(Stored entries)
· · · · ·
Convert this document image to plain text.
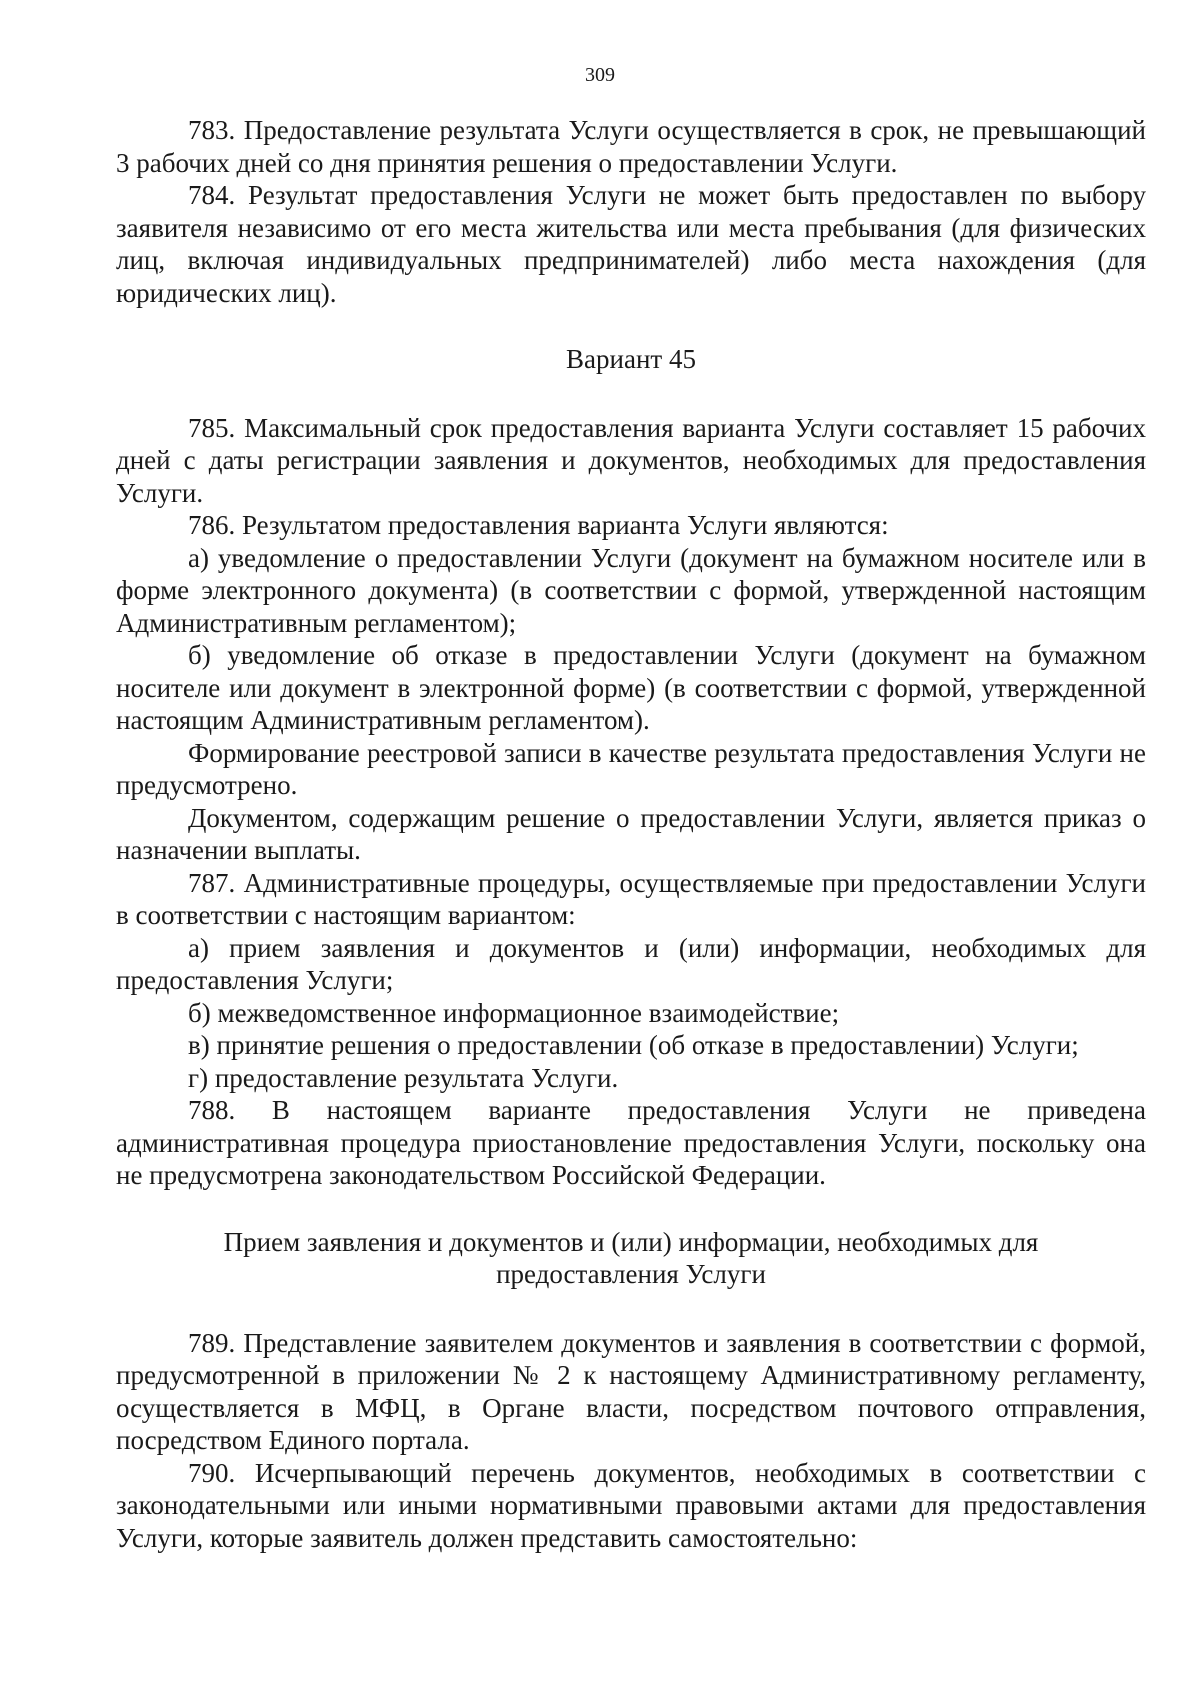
309

783. Предоставление результата Услуги осуществляется в срок, не превышающий 3 рабочих дней со дня принятия решения о предоставлении Услуги.

784. Результат предоставления Услуги не может быть предоставлен по выбору заявителя независимо от его места жительства или места пребывания (для физических лиц, включая индивидуальных предпринимателей) либо места нахождения (для юридических лиц).

Вариант 45

785. Максимальный срок предоставления варианта Услуги составляет 15 рабочих дней с даты регистрации заявления и документов, необходимых для предоставления Услуги.

786. Результатом предоставления варианта Услуги являются:

а) уведомление о предоставлении Услуги (документ на бумажном носителе или в форме электронного документа) (в соответствии с формой, утвержденной настоящим Административным регламентом);

б) уведомление об отказе в предоставлении Услуги (документ на бумажном носителе или документ в электронной форме) (в соответствии с формой, утвержденной настоящим Административным регламентом).

Формирование реестровой записи в качестве результата предоставления Услуги не предусмотрено.

Документом, содержащим решение о предоставлении Услуги, является приказ о назначении выплаты.

787. Административные процедуры, осуществляемые при предоставлении Услуги в соответствии с настоящим вариантом:

а) прием заявления и документов и (или) информации, необходимых для предоставления Услуги;

б) межведомственное информационное взаимодействие;

в) принятие решения о предоставлении (об отказе в предоставлении) Услуги;

г) предоставление результата Услуги.

788. В настоящем варианте предоставления Услуги не приведена административная процедура приостановление предоставления Услуги, поскольку она не предусмотрена законодательством Российской Федерации.

Прием заявления и документов и (или) информации, необходимых для предоставления Услуги

789. Представление заявителем документов и заявления в соответствии с формой, предусмотренной в приложении № 2 к настоящему Административному регламенту, осуществляется в МФЦ, в Органе власти, посредством почтового отправления, посредством Единого портала.

790. Исчерпывающий перечень документов, необходимых в соответствии с законодательными или иными нормативными правовыми актами для предоставления Услуги, которые заявитель должен представить самостоятельно:
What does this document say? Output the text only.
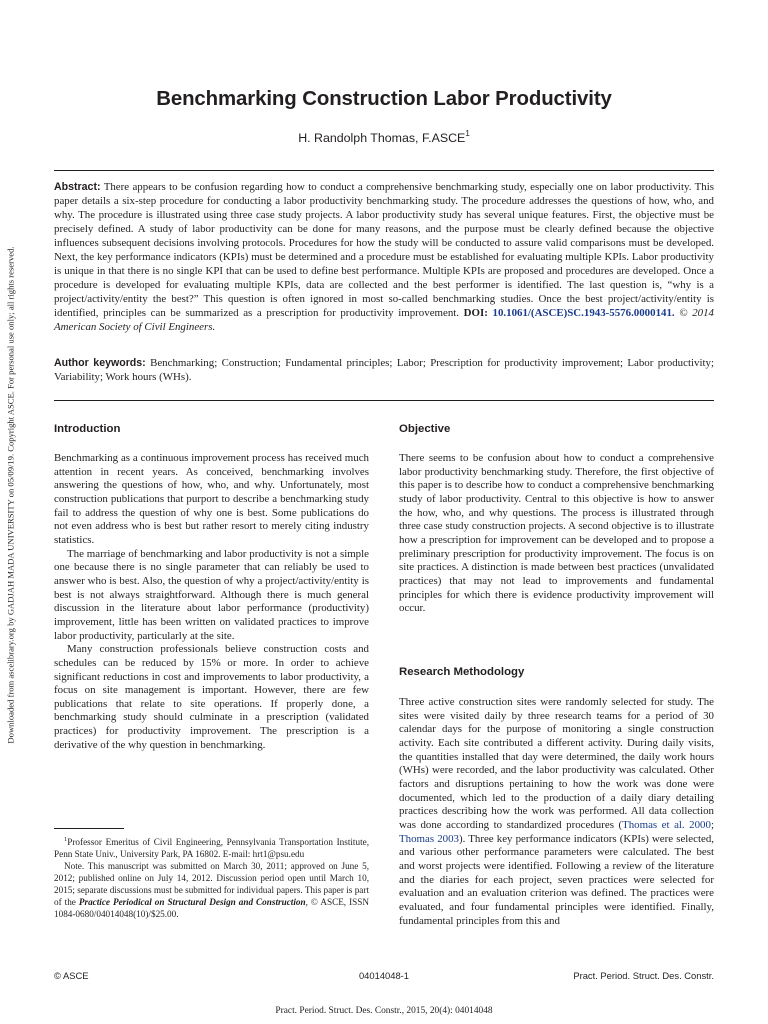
Downloaded from ascelibrary.org by GADJAH MADA UNIVERSITY on 05/09/19. Copyright ASCE. For personal use only; all rights reserved.
Benchmarking Construction Labor Productivity
H. Randolph Thomas, F.ASCE$^1$
Abstract: There appears to be confusion regarding how to conduct a comprehensive benchmarking study, especially one on labor productivity. This paper details a six-step procedure for conducting a labor productivity benchmarking study. The procedure addresses the questions of how, who, and why. The procedure is illustrated using three case study projects. A labor productivity study has several unique features. First, the objective must be precisely defined. A study of labor productivity can be done for many reasons, and the purpose must be clearly defined because the objective influences subsequent decisions involving protocols. Procedures for how the study will be conducted to assure valid comparisons must be developed. Next, the key performance indicators (KPIs) must be determined and a procedure must be established for evaluating multiple KPIs. Labor productivity is unique in that there is no single KPI that can be used to define best performance. Multiple KPIs are proposed and procedures are developed. Once a procedure is developed for evaluating multiple KPIs, data are collected and the best performer is identified. The last question is, “why is a project/activity/entity the best?” This question is often ignored in most so-called benchmarking studies. Once the best project/activity/entity is identified, principles can be summarized as a prescription for productivity improvement. DOI: 10.1061/(ASCE)SC.1943-5576.0000141. © 2014 American Society of Civil Engineers.
Author keywords: Benchmarking; Construction; Fundamental principles; Labor; Prescription for productivity improvement; Labor productivity; Variability; Work hours (WHs).
Introduction

Benchmarking as a continuous improvement process has received much attention in recent years. As conceived, benchmarking involves answering the questions of how, who, and why. Unfortunately, most construction publications that purport to describe a benchmarking study fail to address the question of why one is best. Some publications do not even address who is best but rather resort to merely citing industry statistics.

The marriage of benchmarking and labor productivity is not a simple one because there is no single parameter that can reliably be used to answer who is best. Also, the question of why a project/activity/entity is best is not always straightforward. Although there is much general discussion in the literature about labor performance (productivity) improvement, little has been written on validated practices to improve labor productivity, particularly at the site.

Many construction professionals believe construction costs and schedules can be reduced by 15% or more. In order to achieve significant reductions in cost and improvements to labor productivity, a focus on site management is important. However, there are few publications that relate to site operations. If properly done, a benchmarking study should culminate in a prescription (validated practices) for productivity improvement. The prescription is a derivative of the why question in benchmarking.

$^1$Professor Emeritus of Civil Engineering, Pennsylvania Transportation Institute, Penn State Univ., University Park, PA 16802. E-mail: hrt1@psu.edu

Note. This manuscript was submitted on March 30, 2011; approved on June 5, 2012; published online on July 14, 2012. Discussion period open until March 10, 2015; separate discussions must be submitted for individual papers. This paper is part of the Practice Periodical on Structural Design and Construction, © ASCE, ISSN 1084-0680/04014048(10)/$25.00.

Objective

There seems to be confusion about how to conduct a comprehensive labor productivity benchmarking study. Therefore, the first objective of this paper is to describe how to conduct a comprehensive benchmarking study of labor productivity. Central to this objective is how to answer the how, who, and why questions. The process is illustrated through three case study construction projects. A second objective is to illustrate how a prescription for improvement can be developed and to propose a preliminary prescription for productivity improvement. The focus is on site practices. A distinction is made between best practices (unvalidated practices) that may not lead to improvements and fundamental principles for which there is evidence productivity improvement will occur.

Research Methodology

Three active construction sites were randomly selected for study. The sites were visited daily by three research teams for a period of 30 calendar days for the purpose of monitoring a single construction activity. Each site contributed a different activity. During daily visits, the quantities installed that day were determined, the daily work hours (WHs) were recorded, and the labor productivity was calculated. Other factors and disruptions pertaining to how the work was done were documented, which led to the production of a daily diary detailing practices describing how the work was performed. All data collection was done according to standardized procedures (Thomas et al. 2000; Thomas 2003). Three key performance indicators (KPIs) were selected, and various other performance parameters were calculated. The best and worst projects were identified. Following a review of the literature and the diaries for each project, seven practices were selected for evaluation and an evaluation criterion was defined. The practices were evaluated, and four fundamental principles were identified. Finally, fundamental principles from this and

© ASCE	04014048-1	Pract. Period. Struct. Des. Constr.
Pract. Period. Struct. Des. Constr., 2015, 20(4): 04014048
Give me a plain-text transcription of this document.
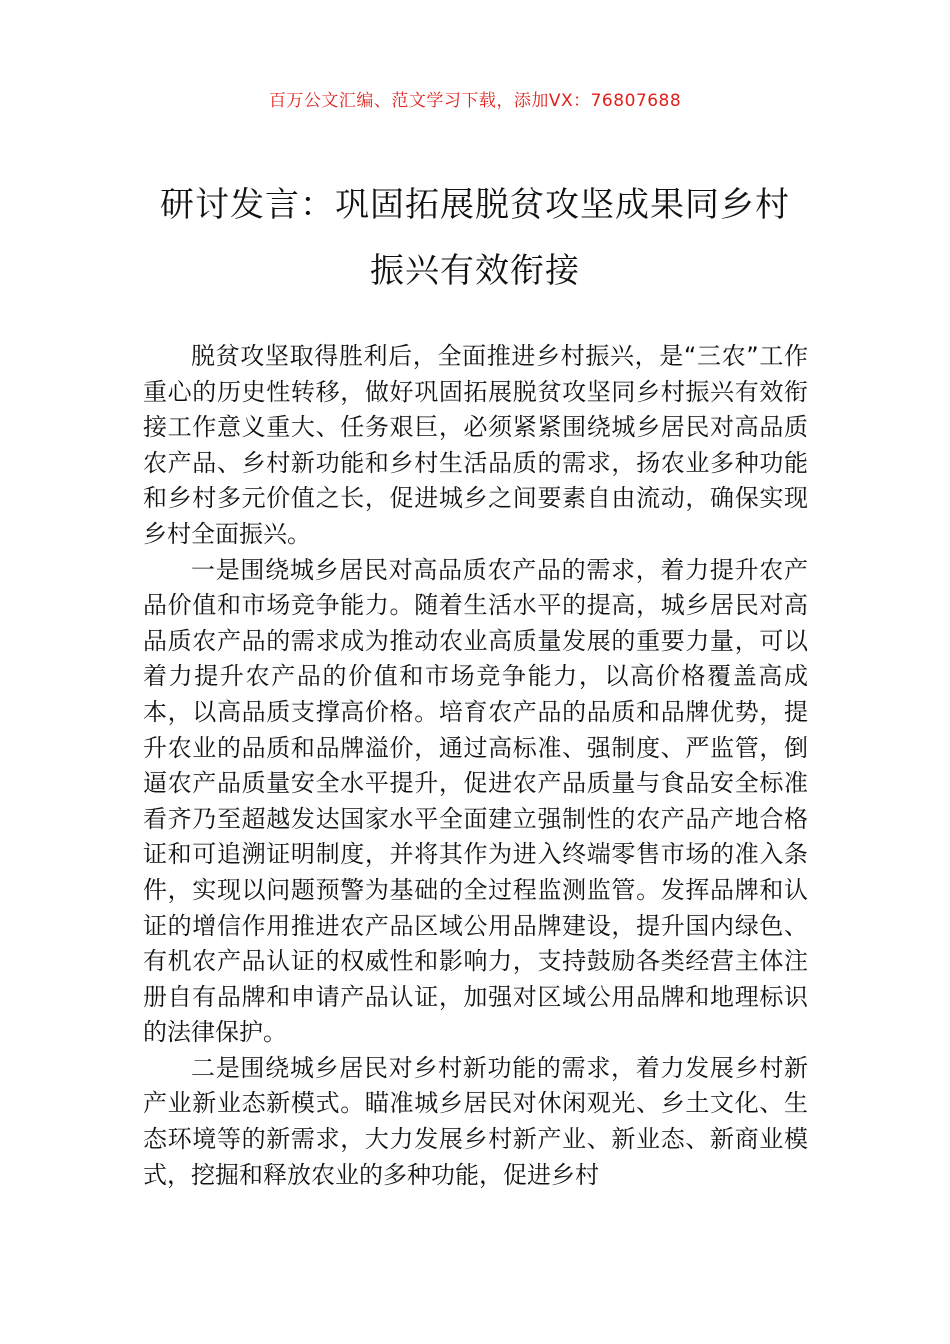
百万公文汇编、范文学习下载，添加VX：76807688
研讨发言：巩固拓展脱贫攻坚成果同乡村
振兴有效衔接

脱贫攻坚取得胜利后，全面推进乡村振兴，是“三农”工作重心的历史性转移，做好巩固拓展脱贫攻坚同乡村振兴有效衔接工作意义重大、任务艰巨，必须紧紧围绕城乡居民对高品质农产品、乡村新功能和乡村生活品质的需求，扬农业多种功能和乡村多元价值之长，促进城乡之间要素自由流动，确保实现乡村全面振兴。

一是围绕城乡居民对高品质农产品的需求，着力提升农产品价值和市场竞争能力。随着生活水平的提高，城乡居民对高品质农产品的需求成为推动农业高质量发展的重要力量，可以着力提升农产品的价值和市场竞争能力，以高价格覆盖高成本，以高品质支撑高价格。培育农产品的品质和品牌优势，提升农业的品质和品牌溢价，通过高标准、强制度、严监管，倒逼农产品质量安全水平提升，促进农产品质量与食品安全标准看齐乃至超越发达国家水平全面建立强制性的农产品产地合格证和可追溯证明制度，并将其作为进入终端零售市场的准入条件，实现以问题预警为基础的全过程监测监管。发挥品牌和认证的增信作用推进农产品区域公用品牌建设，提升国内绿色、有机农产品认证的权威性和影响力，支持鼓励各类经营主体注册自有品牌和申请产品认证，加强对区域公用品牌和地理标识的法律保护。

二是围绕城乡居民对乡村新功能的需求，着力发展乡村新产业新业态新模式。瞄准城乡居民对休闲观光、乡土文化、生态环境等的新需求，大力发展乡村新产业、新业态、新商业模式，挖掘和释放农业的多种功能，促进乡村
· · · · ·
- Set task: From the data above, copy out every line with the string "осуществляется" in it.

- Full solution:
783. Предоставление результата Услуги осуществляется в срок, не превышающий 3 рабочих дней со дня принятия решения о предоставлении Услуги.
789. Представление заявителем документов и заявления в соответствии с формой, предусмотренной в приложении № 2 к настоящему Административному регламенту, осуществляется в МФЦ, в Органе власти, посредством почтового отправления, посредством Единого портала.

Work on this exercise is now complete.